- [Your instructions] Strip the pictures and reproduce the rest of the listing exactly.

- [Data for this exercise]

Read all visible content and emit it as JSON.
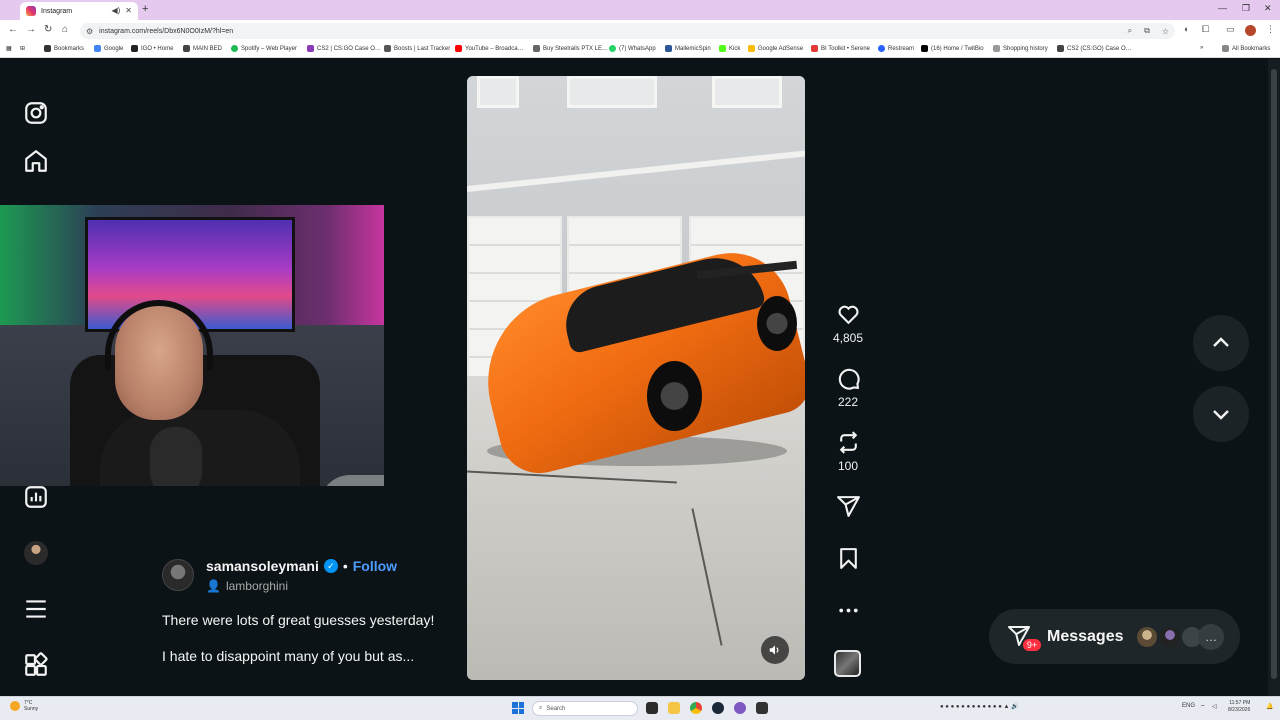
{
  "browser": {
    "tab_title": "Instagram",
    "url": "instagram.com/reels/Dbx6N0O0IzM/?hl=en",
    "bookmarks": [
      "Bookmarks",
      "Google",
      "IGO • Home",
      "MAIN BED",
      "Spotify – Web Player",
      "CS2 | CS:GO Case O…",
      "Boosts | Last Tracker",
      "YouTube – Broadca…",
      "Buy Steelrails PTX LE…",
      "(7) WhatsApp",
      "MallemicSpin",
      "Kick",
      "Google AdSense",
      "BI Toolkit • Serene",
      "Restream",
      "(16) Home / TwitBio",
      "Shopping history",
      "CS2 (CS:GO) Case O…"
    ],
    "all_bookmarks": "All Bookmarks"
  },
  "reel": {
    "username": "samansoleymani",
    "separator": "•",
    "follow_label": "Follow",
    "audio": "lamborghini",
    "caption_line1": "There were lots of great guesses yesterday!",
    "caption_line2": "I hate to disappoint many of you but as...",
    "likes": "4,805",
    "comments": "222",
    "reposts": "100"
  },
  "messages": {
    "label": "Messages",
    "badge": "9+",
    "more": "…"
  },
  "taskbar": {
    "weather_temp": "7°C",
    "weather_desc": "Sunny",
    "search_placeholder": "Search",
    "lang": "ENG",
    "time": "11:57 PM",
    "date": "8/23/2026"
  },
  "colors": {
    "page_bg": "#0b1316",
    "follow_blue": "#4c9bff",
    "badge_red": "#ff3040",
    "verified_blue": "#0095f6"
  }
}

- [Complete output]
Read all visible content and emit it as JSON.
{
  "browser": {
    "tab_title": "Instagram",
    "url": "instagram.com/reels/Dbx6N0O0IzM/?hl=en",
    "bookmarks": [
      "Bookmarks",
      "Google",
      "IGO • Home",
      "MAIN BED",
      "Spotify – Web Player",
      "CS2 | CS:GO Case O…",
      "Boosts | Last Tracker",
      "YouTube – Broadca…",
      "Buy Steelrails PTX LE…",
      "(7) WhatsApp",
      "MallemicSpin",
      "Kick",
      "Google AdSense",
      "BI Toolkit • Serene",
      "Restream",
      "(16) Home / TwitBio",
      "Shopping history",
      "CS2 (CS:GO) Case O…"
    ],
    "all_bookmarks": "All Bookmarks"
  },
  "reel": {
    "username": "samansoleymani",
    "separator": "•",
    "follow_label": "Follow",
    "audio": "lamborghini",
    "caption_line1": "There were lots of great guesses yesterday!",
    "caption_line2": "I hate to disappoint many of you but as...",
    "likes": "4,805",
    "comments": "222",
    "reposts": "100"
  },
  "messages": {
    "label": "Messages",
    "badge": "9+",
    "more": "…"
  },
  "taskbar": {
    "weather_temp": "7°C",
    "weather_desc": "Sunny",
    "search_placeholder": "Search",
    "lang": "ENG",
    "time": "11:57 PM",
    "date": "8/23/2026"
  },
  "colors": {
    "page_bg": "#0b1316",
    "follow_blue": "#4c9bff",
    "badge_red": "#ff3040",
    "verified_blue": "#0095f6"
  }
}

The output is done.